[Material for this task]

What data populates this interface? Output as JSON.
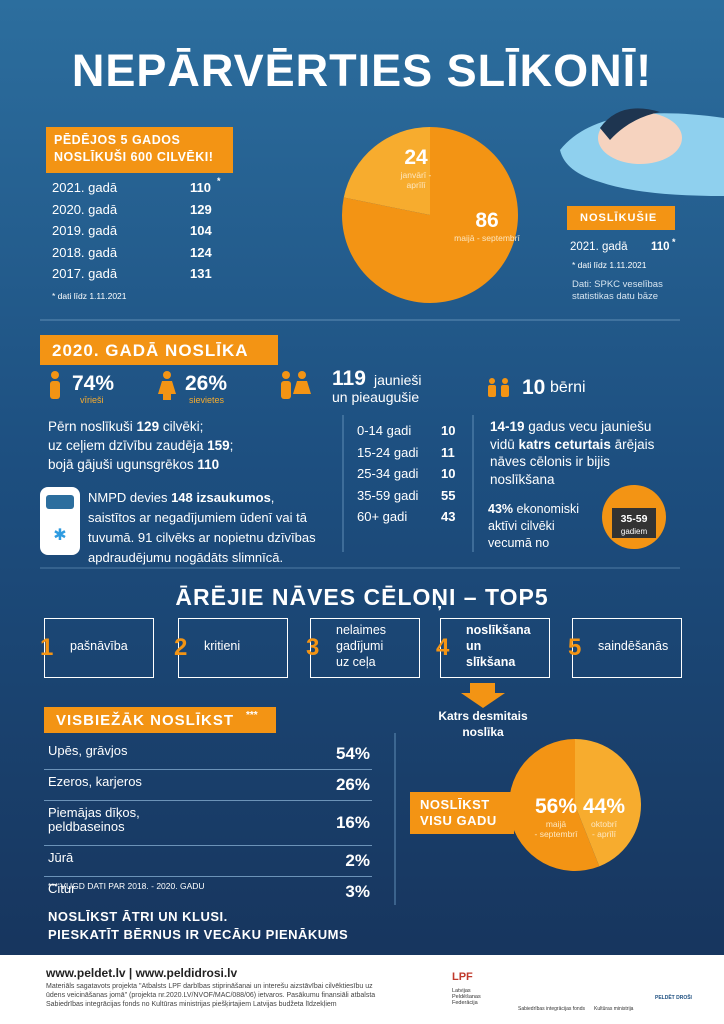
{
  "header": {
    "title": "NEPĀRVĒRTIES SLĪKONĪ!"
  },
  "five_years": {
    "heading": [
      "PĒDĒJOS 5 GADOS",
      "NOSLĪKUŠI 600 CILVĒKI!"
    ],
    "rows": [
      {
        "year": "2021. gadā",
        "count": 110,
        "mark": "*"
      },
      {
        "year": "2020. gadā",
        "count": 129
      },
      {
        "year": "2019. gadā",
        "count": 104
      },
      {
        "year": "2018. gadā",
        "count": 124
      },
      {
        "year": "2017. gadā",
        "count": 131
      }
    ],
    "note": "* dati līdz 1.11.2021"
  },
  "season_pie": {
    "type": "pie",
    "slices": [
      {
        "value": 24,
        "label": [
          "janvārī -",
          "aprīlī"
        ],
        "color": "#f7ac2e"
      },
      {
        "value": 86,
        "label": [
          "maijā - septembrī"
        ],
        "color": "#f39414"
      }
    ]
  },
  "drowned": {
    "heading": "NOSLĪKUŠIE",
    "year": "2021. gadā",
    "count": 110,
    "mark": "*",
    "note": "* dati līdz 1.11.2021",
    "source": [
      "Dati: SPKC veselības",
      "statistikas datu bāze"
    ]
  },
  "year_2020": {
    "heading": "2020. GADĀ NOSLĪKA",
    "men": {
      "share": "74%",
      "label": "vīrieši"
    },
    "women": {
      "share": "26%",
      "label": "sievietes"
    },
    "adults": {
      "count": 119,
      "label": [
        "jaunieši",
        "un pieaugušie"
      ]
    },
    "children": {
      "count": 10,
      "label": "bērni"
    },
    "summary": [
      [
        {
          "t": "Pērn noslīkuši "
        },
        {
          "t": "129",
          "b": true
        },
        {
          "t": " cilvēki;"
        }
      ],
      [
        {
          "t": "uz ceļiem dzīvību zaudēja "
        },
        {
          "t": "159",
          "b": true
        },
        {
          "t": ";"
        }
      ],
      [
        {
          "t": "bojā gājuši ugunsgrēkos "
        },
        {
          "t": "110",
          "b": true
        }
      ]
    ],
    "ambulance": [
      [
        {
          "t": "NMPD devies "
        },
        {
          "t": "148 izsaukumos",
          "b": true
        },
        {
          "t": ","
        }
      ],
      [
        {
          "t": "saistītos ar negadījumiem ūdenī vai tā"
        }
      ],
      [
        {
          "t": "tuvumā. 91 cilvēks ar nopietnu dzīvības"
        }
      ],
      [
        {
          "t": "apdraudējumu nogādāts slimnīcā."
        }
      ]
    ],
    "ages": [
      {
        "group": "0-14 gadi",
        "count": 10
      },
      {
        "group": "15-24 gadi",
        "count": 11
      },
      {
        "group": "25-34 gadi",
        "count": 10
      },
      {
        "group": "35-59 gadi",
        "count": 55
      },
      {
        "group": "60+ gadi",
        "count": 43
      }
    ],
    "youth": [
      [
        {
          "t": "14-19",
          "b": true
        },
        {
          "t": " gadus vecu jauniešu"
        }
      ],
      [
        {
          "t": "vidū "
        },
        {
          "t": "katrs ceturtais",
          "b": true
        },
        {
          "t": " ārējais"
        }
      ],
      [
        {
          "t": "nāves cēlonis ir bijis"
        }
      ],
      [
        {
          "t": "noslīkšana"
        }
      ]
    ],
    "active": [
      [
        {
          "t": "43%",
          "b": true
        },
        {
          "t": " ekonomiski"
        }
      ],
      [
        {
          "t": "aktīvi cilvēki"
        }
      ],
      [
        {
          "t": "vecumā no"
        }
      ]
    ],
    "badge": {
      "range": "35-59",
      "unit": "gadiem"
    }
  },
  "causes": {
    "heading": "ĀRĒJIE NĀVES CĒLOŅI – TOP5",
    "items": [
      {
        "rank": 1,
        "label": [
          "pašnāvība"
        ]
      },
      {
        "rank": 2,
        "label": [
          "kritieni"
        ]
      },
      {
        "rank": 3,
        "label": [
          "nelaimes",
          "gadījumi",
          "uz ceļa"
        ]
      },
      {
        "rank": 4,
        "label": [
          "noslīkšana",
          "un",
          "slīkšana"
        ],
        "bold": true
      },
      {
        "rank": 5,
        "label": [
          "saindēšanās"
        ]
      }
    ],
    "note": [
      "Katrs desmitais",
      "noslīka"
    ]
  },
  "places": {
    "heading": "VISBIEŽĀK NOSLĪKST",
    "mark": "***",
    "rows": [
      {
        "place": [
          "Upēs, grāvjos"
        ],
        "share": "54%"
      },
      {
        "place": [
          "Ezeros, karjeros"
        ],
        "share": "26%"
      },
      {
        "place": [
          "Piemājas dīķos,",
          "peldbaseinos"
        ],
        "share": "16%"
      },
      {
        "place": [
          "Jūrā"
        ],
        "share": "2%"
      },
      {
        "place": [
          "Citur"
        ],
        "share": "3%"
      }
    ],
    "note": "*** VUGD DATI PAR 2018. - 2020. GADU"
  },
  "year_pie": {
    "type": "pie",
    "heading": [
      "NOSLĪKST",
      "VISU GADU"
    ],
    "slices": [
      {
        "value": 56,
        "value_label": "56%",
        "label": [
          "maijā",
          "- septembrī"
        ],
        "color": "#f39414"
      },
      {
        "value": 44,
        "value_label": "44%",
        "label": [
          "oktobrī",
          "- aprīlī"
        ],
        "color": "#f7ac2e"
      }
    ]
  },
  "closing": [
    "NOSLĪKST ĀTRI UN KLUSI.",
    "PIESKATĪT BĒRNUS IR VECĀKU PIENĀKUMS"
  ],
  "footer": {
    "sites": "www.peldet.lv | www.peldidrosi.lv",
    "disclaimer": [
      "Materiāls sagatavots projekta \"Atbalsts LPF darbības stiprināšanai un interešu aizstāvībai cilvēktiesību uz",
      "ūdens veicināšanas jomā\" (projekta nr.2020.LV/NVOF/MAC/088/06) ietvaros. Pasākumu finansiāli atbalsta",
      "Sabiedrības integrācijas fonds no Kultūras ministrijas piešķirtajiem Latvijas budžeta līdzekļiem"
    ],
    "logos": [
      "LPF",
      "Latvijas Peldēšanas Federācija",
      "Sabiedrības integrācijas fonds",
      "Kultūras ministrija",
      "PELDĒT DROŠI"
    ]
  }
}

[What you have to do]
Only the number is needed here: how many lines of the records contain "Kultūras"?

[Exercise solution]
2